> [Prompt] Copy each line with the word "Your" in it.

[Dataset rows]
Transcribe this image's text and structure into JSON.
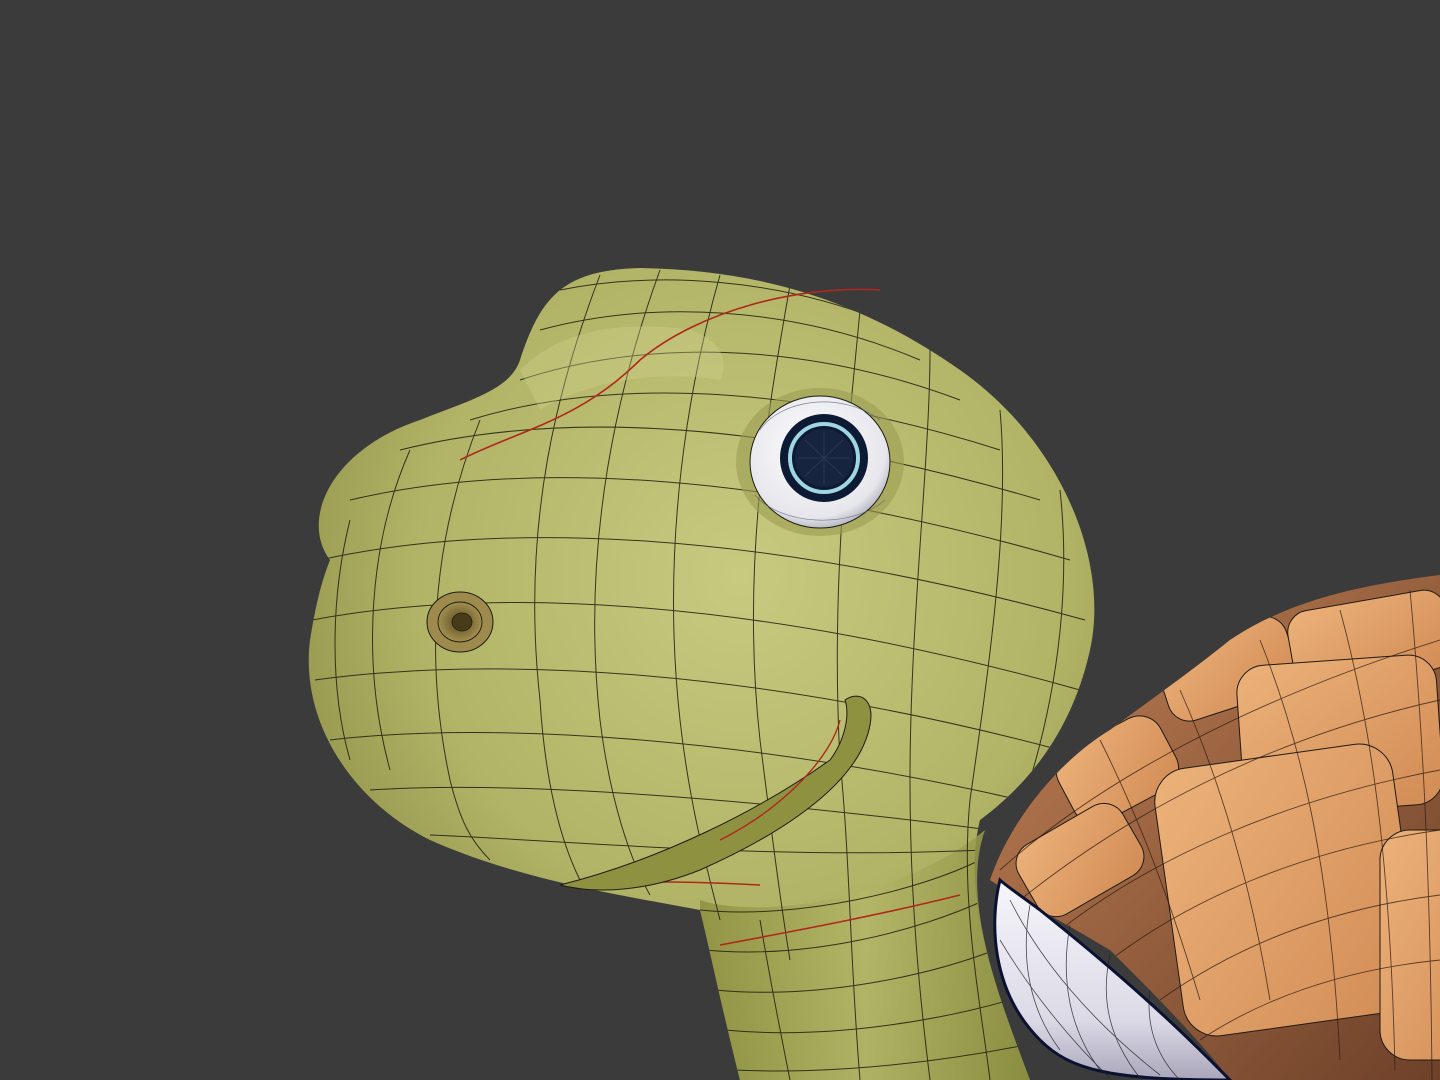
{
  "scene": {
    "subject": "turtle-model",
    "display_mode": "wireframe-overlay",
    "background_color": "#3b3b3b"
  },
  "colors": {
    "skin_light": "#c4c67a",
    "skin_mid": "#a9ab5e",
    "skin_dark": "#6f7232",
    "wire": "#1f1f12",
    "seam": "#b0281c",
    "shell_plate": "#d9965e",
    "shell_plate_light": "#e9ad74",
    "shell_groove": "#7a4a33",
    "shell_dark": "#5e3826",
    "belly_white": "#f2f1f6",
    "belly_shadow": "#b8b5c8",
    "eye_white": "#f4f4f6",
    "iris_ring": "#9fd6e0",
    "pupil": "#0c1a33",
    "nostril": "#6e5a2a"
  }
}
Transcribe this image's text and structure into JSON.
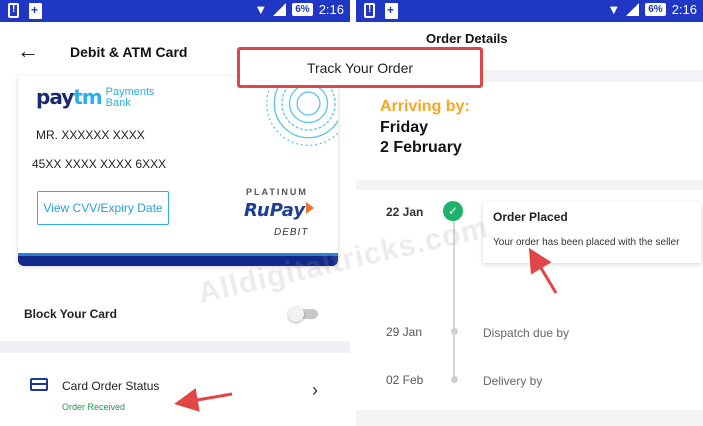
{
  "status_bar": {
    "battery": "6%",
    "time": "2:16"
  },
  "left": {
    "title": "Debit & ATM Card",
    "card": {
      "brand": "paytm",
      "brand_sub": "Payments\nBank",
      "holder": "MR. XXXXXX XXXX",
      "number": "45XX XXXX XXXX 6XXX",
      "cvv_button": "View CVV/Expiry Date",
      "tier": "PLATINUM",
      "network_ru": "Ru",
      "network_pay": "Pay",
      "type": "DEBIT"
    },
    "block_card": {
      "label": "Block Your Card",
      "enabled": false
    },
    "order_status": {
      "title": "Card Order Status",
      "status": "Order Received",
      "status_color": "#1a9a4a"
    }
  },
  "right": {
    "title": "Order Details",
    "arriving_label": "Arriving by:",
    "arriving_day": "Friday",
    "arriving_date": "2 February",
    "timeline": {
      "placed_date": "22 Jan",
      "placed_title": "Order Placed",
      "placed_desc": "Your order has been placed with the seller",
      "dispatch_date": "29 Jan",
      "dispatch_label": "Dispatch due by",
      "delivery_date": "02 Feb",
      "delivery_label": "Delivery by"
    }
  },
  "overlay": {
    "callout": "Track Your Order",
    "watermark": "Alldigitaltricks.com",
    "accent_color": "#e04646"
  }
}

> [Written response]
      "label": "Block Your Card",
      "placed_desc": "Your order has been placed with the seller",
    "callout": "Track Your Order",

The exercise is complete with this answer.